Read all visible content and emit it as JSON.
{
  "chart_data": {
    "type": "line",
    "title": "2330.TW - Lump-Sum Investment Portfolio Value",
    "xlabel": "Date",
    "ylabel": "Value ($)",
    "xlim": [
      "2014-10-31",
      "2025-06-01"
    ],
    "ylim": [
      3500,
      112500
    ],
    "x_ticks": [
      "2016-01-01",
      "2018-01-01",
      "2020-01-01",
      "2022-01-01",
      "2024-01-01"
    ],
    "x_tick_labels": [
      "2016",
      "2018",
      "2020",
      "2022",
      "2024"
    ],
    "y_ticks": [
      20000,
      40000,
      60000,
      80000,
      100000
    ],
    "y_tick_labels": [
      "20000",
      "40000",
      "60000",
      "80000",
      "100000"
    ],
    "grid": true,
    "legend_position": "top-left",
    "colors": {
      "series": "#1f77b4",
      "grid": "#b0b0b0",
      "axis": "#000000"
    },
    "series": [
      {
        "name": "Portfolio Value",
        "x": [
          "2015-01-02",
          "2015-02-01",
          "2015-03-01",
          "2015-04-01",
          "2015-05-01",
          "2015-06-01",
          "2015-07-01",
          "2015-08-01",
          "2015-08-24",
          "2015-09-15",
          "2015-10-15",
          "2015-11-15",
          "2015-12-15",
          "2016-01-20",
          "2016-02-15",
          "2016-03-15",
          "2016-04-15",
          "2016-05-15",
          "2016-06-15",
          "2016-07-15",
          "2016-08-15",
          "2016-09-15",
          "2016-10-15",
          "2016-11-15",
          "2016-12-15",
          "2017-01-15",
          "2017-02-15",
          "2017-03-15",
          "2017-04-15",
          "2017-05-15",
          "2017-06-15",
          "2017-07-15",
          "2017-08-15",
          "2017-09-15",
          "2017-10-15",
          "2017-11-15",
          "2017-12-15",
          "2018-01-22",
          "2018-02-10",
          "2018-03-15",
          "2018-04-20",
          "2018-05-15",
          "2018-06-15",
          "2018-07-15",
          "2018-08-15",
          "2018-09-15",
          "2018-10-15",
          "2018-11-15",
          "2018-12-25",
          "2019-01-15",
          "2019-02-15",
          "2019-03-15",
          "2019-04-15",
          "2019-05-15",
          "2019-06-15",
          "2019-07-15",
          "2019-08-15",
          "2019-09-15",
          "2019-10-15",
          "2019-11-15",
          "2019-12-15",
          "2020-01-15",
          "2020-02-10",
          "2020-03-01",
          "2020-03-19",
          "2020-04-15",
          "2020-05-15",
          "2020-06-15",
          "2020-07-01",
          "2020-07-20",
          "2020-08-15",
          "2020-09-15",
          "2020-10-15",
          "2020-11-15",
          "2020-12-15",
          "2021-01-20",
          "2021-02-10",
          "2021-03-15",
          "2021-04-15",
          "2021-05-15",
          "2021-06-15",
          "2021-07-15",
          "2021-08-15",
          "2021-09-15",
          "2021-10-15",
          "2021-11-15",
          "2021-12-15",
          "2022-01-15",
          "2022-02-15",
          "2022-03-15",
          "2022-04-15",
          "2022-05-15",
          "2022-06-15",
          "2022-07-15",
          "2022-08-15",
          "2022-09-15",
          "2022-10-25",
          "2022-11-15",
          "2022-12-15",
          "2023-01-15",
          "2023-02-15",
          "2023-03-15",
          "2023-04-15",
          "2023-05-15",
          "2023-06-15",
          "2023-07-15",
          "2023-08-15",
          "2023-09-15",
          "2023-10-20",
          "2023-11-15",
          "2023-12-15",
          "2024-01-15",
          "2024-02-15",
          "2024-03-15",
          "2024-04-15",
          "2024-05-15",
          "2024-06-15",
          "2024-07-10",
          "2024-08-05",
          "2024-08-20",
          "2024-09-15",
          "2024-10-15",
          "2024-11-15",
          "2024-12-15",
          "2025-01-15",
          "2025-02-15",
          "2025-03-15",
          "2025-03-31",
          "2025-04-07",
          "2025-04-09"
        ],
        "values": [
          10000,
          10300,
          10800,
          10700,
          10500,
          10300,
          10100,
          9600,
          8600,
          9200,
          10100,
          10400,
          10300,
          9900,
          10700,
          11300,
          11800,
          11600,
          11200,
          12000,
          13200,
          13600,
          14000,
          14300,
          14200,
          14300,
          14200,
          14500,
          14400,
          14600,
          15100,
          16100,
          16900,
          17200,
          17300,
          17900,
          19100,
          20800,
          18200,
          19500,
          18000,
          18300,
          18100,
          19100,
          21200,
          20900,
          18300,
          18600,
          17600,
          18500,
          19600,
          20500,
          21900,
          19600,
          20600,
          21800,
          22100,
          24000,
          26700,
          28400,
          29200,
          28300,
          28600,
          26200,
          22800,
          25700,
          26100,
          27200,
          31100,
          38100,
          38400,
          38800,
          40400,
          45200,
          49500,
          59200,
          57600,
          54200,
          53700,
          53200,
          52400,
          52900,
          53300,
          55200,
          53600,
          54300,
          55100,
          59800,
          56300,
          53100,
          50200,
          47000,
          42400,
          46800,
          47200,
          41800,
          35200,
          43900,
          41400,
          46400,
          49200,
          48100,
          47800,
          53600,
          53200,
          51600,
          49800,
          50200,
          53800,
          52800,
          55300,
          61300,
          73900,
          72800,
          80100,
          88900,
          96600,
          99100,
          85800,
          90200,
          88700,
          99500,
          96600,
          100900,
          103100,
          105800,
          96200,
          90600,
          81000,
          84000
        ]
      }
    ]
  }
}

+++++

● REQUIREMENTS
Each line of the material above needs to be quoted exactly, please.

● RESPONSE FOR THIS EXERCISE
Read all visible content and emit it as JSON.
{
  "chart_data": {
    "type": "line",
    "title": "2330.TW - Lump-Sum Investment Portfolio Value",
    "xlabel": "Date",
    "ylabel": "Value ($)",
    "xlim": [
      "2014-10-31",
      "2025-06-01"
    ],
    "ylim": [
      3500,
      112500
    ],
    "x_ticks": [
      "2016-01-01",
      "2018-01-01",
      "2020-01-01",
      "2022-01-01",
      "2024-01-01"
    ],
    "x_tick_labels": [
      "2016",
      "2018",
      "2020",
      "2022",
      "2024"
    ],
    "y_ticks": [
      20000,
      40000,
      60000,
      80000,
      100000
    ],
    "y_tick_labels": [
      "20000",
      "40000",
      "60000",
      "80000",
      "100000"
    ],
    "grid": true,
    "legend_position": "top-left",
    "colors": {
      "series": "#1f77b4",
      "grid": "#b0b0b0",
      "axis": "#000000"
    },
    "series": [
      {
        "name": "Portfolio Value",
        "x": [
          "2015-01-02",
          "2015-02-01",
          "2015-03-01",
          "2015-04-01",
          "2015-05-01",
          "2015-06-01",
          "2015-07-01",
          "2015-08-01",
          "2015-08-24",
          "2015-09-15",
          "2015-10-15",
          "2015-11-15",
          "2015-12-15",
          "2016-01-20",
          "2016-02-15",
          "2016-03-15",
          "2016-04-15",
          "2016-05-15",
          "2016-06-15",
          "2016-07-15",
          "2016-08-15",
          "2016-09-15",
          "2016-10-15",
          "2016-11-15",
          "2016-12-15",
          "2017-01-15",
          "2017-02-15",
          "2017-03-15",
          "2017-04-15",
          "2017-05-15",
          "2017-06-15",
          "2017-07-15",
          "2017-08-15",
          "2017-09-15",
          "2017-10-15",
          "2017-11-15",
          "2017-12-15",
          "2018-01-22",
          "2018-02-10",
          "2018-03-15",
          "2018-04-20",
          "2018-05-15",
          "2018-06-15",
          "2018-07-15",
          "2018-08-15",
          "2018-09-15",
          "2018-10-15",
          "2018-11-15",
          "2018-12-25",
          "2019-01-15",
          "2019-02-15",
          "2019-03-15",
          "2019-04-15",
          "2019-05-15",
          "2019-06-15",
          "2019-07-15",
          "2019-08-15",
          "2019-09-15",
          "2019-10-15",
          "2019-11-15",
          "2019-12-15",
          "2020-01-15",
          "2020-02-10",
          "2020-03-01",
          "2020-03-19",
          "2020-04-15",
          "2020-05-15",
          "2020-06-15",
          "2020-07-01",
          "2020-07-20",
          "2020-08-15",
          "2020-09-15",
          "2020-10-15",
          "2020-11-15",
          "2020-12-15",
          "2021-01-20",
          "2021-02-10",
          "2021-03-15",
          "2021-04-15",
          "2021-05-15",
          "2021-06-15",
          "2021-07-15",
          "2021-08-15",
          "2021-09-15",
          "2021-10-15",
          "2021-11-15",
          "2021-12-15",
          "2022-01-15",
          "2022-02-15",
          "2022-03-15",
          "2022-04-15",
          "2022-05-15",
          "2022-06-15",
          "2022-07-15",
          "2022-08-15",
          "2022-09-15",
          "2022-10-25",
          "2022-11-15",
          "2022-12-15",
          "2023-01-15",
          "2023-02-15",
          "2023-03-15",
          "2023-04-15",
          "2023-05-15",
          "2023-06-15",
          "2023-07-15",
          "2023-08-15",
          "2023-09-15",
          "2023-10-20",
          "2023-11-15",
          "2023-12-15",
          "2024-01-15",
          "2024-02-15",
          "2024-03-15",
          "2024-04-15",
          "2024-05-15",
          "2024-06-15",
          "2024-07-10",
          "2024-08-05",
          "2024-08-20",
          "2024-09-15",
          "2024-10-15",
          "2024-11-15",
          "2024-12-15",
          "2025-01-15",
          "2025-02-15",
          "2025-03-15",
          "2025-03-31",
          "2025-04-07",
          "2025-04-09"
        ],
        "values": [
          10000,
          10300,
          10800,
          10700,
          10500,
          10300,
          10100,
          9600,
          8600,
          9200,
          10100,
          10400,
          10300,
          9900,
          10700,
          11300,
          11800,
          11600,
          11200,
          12000,
          13200,
          13600,
          14000,
          14300,
          14200,
          14300,
          14200,
          14500,
          14400,
          14600,
          15100,
          16100,
          16900,
          17200,
          17300,
          17900,
          19100,
          20800,
          18200,
          19500,
          18000,
          18300,
          18100,
          19100,
          21200,
          20900,
          18300,
          18600,
          17600,
          18500,
          19600,
          20500,
          21900,
          19600,
          20600,
          21800,
          22100,
          24000,
          26700,
          28400,
          29200,
          28300,
          28600,
          26200,
          22800,
          25700,
          26100,
          27200,
          31100,
          38100,
          38400,
          38800,
          40400,
          45200,
          49500,
          59200,
          57600,
          54200,
          53700,
          53200,
          52400,
          52900,
          53300,
          55200,
          53600,
          54300,
          55100,
          59800,
          56300,
          53100,
          50200,
          47000,
          42400,
          46800,
          47200,
          41800,
          35200,
          43900,
          41400,
          46400,
          49200,
          48100,
          47800,
          53600,
          53200,
          51600,
          49800,
          50200,
          53800,
          52800,
          55300,
          61300,
          73900,
          72800,
          80100,
          88900,
          96600,
          99100,
          85800,
          90200,
          88700,
          99500,
          96600,
          100900,
          103100,
          105800,
          96200,
          90600,
          81000,
          84000
        ]
      }
    ]
  }
}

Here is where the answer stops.